Start of Block
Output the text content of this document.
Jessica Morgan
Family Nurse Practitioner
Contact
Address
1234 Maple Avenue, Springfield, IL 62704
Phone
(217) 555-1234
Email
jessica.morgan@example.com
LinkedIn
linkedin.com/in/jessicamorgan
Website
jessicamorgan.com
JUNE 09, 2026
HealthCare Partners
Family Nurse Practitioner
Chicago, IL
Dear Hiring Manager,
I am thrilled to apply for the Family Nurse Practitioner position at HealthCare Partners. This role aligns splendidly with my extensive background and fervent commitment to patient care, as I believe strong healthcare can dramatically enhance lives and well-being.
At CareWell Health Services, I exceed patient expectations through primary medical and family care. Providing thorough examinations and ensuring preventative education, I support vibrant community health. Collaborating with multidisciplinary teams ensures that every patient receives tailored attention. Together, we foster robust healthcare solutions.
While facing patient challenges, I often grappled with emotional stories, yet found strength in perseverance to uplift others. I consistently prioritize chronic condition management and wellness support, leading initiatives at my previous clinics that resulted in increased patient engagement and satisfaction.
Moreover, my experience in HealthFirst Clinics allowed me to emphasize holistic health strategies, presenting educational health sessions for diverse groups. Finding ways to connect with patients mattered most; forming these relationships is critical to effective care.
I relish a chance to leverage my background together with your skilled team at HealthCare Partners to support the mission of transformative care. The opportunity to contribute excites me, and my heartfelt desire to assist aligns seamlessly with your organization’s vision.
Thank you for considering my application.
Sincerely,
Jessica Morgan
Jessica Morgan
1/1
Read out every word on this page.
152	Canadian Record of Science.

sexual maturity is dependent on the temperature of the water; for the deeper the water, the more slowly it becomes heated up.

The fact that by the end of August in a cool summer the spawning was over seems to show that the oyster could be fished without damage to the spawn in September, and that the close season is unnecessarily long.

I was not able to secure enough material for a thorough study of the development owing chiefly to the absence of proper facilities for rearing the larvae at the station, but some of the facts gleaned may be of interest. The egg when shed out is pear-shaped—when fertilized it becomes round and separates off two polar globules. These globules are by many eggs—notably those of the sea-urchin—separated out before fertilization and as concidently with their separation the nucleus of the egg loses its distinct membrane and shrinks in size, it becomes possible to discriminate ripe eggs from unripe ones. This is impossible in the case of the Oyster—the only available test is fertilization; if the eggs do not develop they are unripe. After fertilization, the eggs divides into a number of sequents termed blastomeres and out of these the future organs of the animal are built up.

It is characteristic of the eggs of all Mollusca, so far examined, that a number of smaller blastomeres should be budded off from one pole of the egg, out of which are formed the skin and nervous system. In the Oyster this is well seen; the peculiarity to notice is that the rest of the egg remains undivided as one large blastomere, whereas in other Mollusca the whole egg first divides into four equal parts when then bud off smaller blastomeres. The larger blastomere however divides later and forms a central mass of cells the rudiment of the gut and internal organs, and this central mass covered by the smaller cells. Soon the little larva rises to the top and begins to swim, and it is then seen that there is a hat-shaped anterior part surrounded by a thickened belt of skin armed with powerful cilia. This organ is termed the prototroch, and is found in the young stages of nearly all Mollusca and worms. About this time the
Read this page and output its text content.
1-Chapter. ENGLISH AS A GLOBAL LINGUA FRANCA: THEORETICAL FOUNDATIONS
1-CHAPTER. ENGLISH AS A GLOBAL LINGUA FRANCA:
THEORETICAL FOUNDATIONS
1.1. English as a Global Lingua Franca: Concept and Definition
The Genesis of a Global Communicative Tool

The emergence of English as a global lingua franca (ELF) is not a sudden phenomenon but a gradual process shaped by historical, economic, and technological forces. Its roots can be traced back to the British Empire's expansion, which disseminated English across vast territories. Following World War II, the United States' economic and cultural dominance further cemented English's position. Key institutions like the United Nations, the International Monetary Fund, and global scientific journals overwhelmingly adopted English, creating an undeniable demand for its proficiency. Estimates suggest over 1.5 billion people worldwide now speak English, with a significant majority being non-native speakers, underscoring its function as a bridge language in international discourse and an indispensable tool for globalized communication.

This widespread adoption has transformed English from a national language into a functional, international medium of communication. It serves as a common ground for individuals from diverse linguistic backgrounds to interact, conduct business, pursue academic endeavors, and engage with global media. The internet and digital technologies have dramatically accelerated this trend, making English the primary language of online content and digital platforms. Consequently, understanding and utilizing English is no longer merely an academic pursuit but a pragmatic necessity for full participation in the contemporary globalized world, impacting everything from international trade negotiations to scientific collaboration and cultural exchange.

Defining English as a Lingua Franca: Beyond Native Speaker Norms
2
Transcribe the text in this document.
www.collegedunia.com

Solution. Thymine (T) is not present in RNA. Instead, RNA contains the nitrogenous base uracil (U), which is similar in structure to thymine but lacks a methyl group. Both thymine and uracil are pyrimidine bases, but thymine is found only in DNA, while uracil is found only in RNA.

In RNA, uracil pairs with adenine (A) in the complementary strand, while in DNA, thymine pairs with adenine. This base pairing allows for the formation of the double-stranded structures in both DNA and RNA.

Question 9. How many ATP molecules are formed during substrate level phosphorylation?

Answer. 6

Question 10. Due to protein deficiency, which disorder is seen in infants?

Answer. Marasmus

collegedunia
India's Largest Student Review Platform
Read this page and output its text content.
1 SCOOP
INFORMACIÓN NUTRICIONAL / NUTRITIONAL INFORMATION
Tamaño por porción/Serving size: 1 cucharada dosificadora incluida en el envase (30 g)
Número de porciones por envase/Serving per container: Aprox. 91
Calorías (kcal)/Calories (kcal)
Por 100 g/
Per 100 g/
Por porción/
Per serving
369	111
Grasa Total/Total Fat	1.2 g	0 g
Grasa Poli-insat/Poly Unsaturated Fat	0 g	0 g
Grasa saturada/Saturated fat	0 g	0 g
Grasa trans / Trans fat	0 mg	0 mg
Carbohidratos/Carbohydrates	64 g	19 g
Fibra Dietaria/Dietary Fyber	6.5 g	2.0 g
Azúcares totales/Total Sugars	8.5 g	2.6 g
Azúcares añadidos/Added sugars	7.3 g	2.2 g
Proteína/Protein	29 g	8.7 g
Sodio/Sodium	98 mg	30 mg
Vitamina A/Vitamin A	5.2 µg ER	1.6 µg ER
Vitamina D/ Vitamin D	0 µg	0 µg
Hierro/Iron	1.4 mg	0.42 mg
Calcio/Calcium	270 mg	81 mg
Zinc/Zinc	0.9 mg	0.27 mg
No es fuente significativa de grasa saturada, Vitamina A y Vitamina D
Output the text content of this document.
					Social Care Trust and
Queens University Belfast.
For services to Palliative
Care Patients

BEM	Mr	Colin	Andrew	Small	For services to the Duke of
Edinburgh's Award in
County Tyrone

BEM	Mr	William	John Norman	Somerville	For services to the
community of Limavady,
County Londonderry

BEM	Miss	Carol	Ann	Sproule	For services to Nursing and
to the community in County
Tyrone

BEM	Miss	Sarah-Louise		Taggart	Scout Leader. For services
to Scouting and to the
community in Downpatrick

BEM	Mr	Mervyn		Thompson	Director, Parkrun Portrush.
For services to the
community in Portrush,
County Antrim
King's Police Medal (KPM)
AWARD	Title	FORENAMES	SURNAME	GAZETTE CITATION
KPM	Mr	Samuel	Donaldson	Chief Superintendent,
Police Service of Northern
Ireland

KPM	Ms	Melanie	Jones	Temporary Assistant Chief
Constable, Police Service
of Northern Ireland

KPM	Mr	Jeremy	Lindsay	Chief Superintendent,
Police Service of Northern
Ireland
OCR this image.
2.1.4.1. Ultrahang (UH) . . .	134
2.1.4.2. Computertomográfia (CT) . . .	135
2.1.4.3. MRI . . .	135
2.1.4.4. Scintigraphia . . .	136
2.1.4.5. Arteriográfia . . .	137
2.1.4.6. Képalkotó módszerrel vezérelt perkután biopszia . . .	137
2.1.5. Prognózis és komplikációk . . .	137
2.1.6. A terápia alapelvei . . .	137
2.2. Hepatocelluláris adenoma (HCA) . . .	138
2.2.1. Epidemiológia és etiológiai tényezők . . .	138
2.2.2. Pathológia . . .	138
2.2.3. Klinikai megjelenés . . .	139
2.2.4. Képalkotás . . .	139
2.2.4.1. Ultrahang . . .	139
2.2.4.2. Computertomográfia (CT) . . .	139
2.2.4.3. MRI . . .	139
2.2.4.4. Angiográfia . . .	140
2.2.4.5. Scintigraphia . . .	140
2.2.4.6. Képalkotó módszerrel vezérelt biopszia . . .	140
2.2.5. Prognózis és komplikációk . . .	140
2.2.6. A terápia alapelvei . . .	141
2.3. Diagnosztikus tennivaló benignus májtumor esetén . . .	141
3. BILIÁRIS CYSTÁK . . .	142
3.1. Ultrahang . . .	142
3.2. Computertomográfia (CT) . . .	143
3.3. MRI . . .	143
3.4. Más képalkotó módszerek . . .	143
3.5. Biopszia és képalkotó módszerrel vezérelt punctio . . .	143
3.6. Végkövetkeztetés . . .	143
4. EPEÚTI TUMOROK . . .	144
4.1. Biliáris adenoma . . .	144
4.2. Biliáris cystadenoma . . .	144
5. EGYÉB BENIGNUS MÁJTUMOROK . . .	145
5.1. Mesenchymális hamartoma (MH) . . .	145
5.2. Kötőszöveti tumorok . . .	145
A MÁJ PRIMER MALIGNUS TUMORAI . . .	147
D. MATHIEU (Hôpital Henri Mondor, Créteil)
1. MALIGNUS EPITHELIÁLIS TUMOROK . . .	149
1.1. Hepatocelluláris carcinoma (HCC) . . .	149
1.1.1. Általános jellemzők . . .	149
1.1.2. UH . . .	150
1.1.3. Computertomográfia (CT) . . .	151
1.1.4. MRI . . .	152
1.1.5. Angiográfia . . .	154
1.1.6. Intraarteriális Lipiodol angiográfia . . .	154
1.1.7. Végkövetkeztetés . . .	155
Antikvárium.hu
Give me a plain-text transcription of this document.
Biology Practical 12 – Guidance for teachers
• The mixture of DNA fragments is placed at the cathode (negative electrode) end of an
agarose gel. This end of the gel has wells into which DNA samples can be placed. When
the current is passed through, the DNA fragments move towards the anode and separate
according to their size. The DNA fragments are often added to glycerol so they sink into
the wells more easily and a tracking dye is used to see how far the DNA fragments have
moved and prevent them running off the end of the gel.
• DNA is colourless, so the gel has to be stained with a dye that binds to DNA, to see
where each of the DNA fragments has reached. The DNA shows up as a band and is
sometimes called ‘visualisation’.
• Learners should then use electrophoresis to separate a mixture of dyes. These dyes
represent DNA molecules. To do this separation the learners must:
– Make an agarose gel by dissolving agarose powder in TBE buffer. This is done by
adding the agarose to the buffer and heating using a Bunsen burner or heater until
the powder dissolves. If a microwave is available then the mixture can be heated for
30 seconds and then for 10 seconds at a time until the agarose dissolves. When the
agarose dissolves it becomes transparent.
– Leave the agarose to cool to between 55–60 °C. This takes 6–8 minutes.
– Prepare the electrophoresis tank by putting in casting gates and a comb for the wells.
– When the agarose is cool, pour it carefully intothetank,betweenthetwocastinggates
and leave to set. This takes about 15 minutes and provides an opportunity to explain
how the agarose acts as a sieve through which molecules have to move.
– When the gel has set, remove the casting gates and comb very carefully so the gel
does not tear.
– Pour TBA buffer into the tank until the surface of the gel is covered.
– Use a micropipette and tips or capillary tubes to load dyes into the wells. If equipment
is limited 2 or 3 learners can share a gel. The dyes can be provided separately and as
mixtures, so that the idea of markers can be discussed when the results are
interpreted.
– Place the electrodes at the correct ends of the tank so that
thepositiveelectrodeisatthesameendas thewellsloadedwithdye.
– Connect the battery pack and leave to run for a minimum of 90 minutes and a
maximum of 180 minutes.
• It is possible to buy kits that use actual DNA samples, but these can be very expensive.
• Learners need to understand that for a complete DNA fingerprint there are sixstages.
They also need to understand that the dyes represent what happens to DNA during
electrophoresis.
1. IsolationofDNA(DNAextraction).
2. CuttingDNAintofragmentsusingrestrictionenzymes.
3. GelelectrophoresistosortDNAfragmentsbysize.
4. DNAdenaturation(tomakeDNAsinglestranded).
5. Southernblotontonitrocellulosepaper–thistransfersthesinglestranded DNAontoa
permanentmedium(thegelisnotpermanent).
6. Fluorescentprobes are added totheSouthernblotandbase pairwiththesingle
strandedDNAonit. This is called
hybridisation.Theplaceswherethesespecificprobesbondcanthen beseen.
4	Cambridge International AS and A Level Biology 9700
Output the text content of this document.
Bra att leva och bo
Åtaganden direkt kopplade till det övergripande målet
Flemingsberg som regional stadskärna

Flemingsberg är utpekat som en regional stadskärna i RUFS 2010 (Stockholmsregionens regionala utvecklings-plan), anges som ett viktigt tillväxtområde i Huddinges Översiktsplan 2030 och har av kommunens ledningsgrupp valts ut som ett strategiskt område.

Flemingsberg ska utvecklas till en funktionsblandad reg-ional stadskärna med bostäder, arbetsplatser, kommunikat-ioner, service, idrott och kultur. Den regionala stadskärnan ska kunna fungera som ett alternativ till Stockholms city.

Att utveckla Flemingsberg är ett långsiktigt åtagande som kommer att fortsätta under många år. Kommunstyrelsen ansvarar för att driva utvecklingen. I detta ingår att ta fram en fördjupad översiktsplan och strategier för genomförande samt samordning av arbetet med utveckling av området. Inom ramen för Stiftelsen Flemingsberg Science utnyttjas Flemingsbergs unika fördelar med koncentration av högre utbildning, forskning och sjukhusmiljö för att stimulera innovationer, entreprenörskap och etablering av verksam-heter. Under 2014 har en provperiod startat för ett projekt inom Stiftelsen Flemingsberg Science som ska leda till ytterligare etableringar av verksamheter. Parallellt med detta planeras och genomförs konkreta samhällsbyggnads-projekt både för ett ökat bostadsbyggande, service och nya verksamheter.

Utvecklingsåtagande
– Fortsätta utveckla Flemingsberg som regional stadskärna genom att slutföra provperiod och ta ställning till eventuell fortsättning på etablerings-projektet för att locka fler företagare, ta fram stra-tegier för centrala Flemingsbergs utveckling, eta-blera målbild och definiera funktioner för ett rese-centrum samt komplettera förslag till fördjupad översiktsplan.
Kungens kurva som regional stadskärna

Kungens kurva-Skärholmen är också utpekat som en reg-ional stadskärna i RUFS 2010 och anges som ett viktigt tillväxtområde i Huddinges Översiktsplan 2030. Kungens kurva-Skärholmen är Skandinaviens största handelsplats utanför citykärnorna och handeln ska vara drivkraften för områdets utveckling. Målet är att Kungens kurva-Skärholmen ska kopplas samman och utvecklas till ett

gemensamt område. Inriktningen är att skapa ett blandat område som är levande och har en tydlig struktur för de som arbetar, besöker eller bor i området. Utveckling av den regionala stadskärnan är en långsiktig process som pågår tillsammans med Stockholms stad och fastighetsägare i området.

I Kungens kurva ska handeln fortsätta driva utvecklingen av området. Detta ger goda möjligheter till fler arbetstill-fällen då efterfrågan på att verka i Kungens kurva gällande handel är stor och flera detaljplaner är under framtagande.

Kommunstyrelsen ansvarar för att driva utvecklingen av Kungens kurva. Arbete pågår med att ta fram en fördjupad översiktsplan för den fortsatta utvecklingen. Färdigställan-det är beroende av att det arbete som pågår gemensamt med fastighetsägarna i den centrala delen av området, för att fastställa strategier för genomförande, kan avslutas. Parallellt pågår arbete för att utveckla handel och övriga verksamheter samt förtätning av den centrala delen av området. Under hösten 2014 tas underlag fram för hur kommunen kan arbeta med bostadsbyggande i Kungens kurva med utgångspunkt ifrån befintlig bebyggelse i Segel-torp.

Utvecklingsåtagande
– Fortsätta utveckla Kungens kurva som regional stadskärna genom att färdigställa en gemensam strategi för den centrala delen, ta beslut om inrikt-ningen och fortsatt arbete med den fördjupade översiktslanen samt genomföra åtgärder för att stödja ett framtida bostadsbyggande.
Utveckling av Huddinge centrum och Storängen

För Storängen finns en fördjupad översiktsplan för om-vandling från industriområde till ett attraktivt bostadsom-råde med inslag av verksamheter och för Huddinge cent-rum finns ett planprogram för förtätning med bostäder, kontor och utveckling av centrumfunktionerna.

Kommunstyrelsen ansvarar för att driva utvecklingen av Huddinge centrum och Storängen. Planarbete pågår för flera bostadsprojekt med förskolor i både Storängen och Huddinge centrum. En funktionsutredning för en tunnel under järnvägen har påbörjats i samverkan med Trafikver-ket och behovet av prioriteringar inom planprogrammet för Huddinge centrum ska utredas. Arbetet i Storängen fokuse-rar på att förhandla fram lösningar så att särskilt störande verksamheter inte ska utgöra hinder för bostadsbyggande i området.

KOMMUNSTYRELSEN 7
End of Block
WHAT YOU ARE ASKED TO DO: Some lines of the data above may hold the word "buffer"; report how many do, and nothing else.

OUTPUT OF THE EXERCISE: 3